__Task__.
Your task is to copy the listing exactly. Drop any pictures from the copy.
——
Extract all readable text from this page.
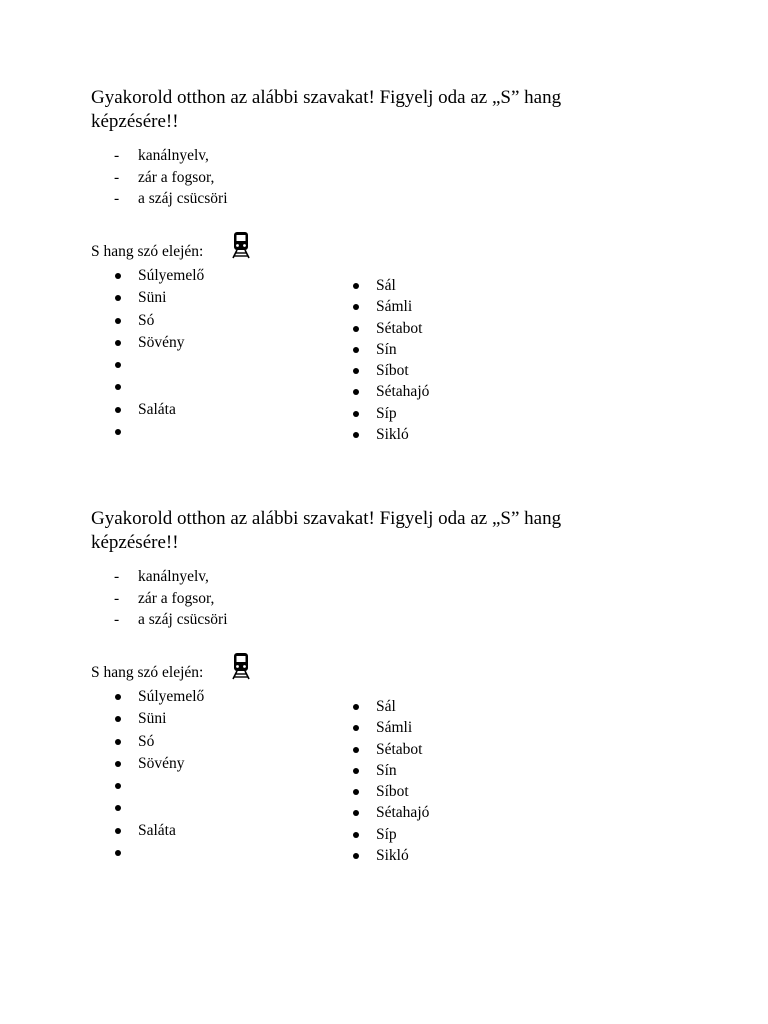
Gyakorold otthon az alábbi szavakat! Figyelj oda az „S” hang képzésére!!
- kanálnyelv,
- zár a fogsor,
- a száj csücsöri
S hang szó elején:
Súlyemelő
Süni
Só
Sövény
Saláta
Sál
Sámli
Sétabot
Sín
Síbot
Sétahajó
Síp
Sikló
Gyakorold otthon az alábbi szavakat! Figyelj oda az „S” hang képzésére!!
- kanálnyelv,
- zár a fogsor,
- a száj csücsöri
S hang szó elején:
Súlyemelő
Süni
Só
Sövény
Saláta
Sál
Sámli
Sétabot
Sín
Síbot
Sétahajó
Síp
Sikló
——
__Output below__.
Extract all readable text from this page.
Gyakorold otthon az alábbi szavakat! Figyelj oda az „S” hang képzésére!!
- kanálnyelv,
- zár a fogsor,
- a száj csücsöri
S hang szó elején:
Súlyemelő
Süni
Só
Sövény
Saláta
Sál
Sámli
Sétabot
Sín
Síbot
Sétahajó
Síp
Sikló
Gyakorold otthon az alábbi szavakat! Figyelj oda az „S” hang képzésére!!
- kanálnyelv,
- zár a fogsor,
- a száj csücsöri
S hang szó elején:
Súlyemelő
Süni
Só
Sövény
Saláta
Sál
Sámli
Sétabot
Sín
Síbot
Sétahajó
Síp
Sikló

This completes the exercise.